Stored records:

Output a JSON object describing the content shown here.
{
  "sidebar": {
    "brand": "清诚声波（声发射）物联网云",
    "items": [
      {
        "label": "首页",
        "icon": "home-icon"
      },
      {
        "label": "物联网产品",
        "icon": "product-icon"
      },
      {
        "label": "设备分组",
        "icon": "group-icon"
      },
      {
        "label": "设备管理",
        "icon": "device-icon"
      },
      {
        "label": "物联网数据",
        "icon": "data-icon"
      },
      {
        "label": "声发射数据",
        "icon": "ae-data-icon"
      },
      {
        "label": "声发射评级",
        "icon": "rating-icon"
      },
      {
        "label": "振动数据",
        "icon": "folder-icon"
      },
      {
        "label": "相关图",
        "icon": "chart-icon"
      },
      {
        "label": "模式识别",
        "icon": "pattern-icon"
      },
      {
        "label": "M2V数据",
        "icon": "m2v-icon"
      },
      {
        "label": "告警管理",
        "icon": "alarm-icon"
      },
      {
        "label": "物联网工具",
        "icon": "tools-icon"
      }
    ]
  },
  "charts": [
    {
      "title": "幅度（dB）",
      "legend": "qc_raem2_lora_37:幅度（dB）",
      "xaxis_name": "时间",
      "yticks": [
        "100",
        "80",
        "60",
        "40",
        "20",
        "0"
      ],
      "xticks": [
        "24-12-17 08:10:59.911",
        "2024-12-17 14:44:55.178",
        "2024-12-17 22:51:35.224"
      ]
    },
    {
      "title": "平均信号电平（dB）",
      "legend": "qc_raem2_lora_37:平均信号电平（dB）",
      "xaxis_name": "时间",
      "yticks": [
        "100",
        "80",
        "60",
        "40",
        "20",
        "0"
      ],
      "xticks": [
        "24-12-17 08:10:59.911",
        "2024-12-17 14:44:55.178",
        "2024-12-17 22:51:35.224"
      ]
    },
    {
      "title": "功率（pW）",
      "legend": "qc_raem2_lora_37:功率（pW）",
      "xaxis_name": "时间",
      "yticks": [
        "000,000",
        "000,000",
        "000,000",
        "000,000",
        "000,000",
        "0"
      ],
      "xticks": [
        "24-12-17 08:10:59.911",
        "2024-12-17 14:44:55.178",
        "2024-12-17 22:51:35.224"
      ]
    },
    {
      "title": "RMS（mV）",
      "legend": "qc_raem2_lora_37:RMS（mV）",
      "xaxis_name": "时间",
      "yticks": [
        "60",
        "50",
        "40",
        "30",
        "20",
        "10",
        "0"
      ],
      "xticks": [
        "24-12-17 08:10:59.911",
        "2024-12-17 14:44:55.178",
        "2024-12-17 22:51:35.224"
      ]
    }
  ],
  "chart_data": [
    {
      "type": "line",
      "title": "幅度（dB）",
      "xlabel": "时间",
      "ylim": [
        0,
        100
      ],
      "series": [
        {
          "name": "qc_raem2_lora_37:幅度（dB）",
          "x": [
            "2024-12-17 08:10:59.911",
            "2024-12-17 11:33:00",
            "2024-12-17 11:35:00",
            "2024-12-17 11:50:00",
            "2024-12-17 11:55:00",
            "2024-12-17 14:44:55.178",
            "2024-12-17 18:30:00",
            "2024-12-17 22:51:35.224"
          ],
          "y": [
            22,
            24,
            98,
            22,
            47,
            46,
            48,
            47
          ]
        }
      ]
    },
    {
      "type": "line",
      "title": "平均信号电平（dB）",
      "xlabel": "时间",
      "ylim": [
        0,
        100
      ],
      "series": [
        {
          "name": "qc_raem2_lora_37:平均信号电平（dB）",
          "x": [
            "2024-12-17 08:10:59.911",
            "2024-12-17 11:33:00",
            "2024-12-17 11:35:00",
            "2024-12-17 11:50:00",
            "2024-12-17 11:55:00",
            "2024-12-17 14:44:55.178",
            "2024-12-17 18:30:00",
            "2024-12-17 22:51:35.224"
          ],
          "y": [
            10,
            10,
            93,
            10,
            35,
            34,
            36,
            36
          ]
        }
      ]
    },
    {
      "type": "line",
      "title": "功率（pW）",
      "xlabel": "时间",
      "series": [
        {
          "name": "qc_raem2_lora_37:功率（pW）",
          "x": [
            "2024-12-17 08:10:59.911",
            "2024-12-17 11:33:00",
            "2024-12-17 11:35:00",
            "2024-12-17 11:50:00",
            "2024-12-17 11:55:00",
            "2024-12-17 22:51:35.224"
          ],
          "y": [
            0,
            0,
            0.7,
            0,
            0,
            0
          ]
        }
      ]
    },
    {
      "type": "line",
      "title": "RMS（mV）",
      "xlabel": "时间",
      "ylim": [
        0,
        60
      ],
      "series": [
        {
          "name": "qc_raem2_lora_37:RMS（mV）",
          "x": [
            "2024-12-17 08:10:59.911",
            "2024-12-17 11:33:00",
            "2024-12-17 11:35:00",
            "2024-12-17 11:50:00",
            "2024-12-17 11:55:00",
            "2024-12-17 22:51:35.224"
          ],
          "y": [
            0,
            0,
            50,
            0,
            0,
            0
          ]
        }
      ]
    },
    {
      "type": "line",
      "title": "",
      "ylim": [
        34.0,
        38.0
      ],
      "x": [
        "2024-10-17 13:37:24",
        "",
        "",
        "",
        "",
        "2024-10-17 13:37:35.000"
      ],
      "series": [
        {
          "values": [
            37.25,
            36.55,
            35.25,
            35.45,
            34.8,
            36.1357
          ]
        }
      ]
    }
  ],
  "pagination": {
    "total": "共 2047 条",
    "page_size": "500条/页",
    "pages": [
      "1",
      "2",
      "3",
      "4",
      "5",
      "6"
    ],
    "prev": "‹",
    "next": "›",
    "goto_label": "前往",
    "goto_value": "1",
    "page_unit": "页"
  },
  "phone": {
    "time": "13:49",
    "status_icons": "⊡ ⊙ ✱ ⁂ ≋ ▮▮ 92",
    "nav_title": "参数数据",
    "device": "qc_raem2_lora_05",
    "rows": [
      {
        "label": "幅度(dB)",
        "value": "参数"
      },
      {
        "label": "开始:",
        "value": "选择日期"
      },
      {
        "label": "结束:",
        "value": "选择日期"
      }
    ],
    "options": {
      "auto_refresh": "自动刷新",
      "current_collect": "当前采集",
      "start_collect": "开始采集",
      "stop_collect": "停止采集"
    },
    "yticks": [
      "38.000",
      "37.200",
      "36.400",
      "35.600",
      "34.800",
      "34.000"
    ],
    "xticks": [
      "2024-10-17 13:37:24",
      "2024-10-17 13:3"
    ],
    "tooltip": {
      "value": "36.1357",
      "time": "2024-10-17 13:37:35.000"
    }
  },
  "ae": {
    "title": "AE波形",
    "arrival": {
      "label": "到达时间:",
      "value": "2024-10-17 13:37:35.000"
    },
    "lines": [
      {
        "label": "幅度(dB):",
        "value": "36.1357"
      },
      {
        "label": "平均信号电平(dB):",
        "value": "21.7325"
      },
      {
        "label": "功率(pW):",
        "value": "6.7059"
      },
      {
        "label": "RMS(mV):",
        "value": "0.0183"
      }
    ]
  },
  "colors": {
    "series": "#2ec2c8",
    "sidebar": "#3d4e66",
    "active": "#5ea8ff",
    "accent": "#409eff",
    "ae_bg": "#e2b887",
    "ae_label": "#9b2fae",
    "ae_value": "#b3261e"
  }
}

The task – In the listing above, find the lines holding the word "legend" and copy them.

Final answer –
      "legend": "qc_raem2_lora_37:幅度（dB）",
      "legend": "qc_raem2_lora_37:平均信号电平（dB）",
      "legend": "qc_raem2_lora_37:功率（pW）",
      "legend": "qc_raem2_lora_37:RMS（mV）",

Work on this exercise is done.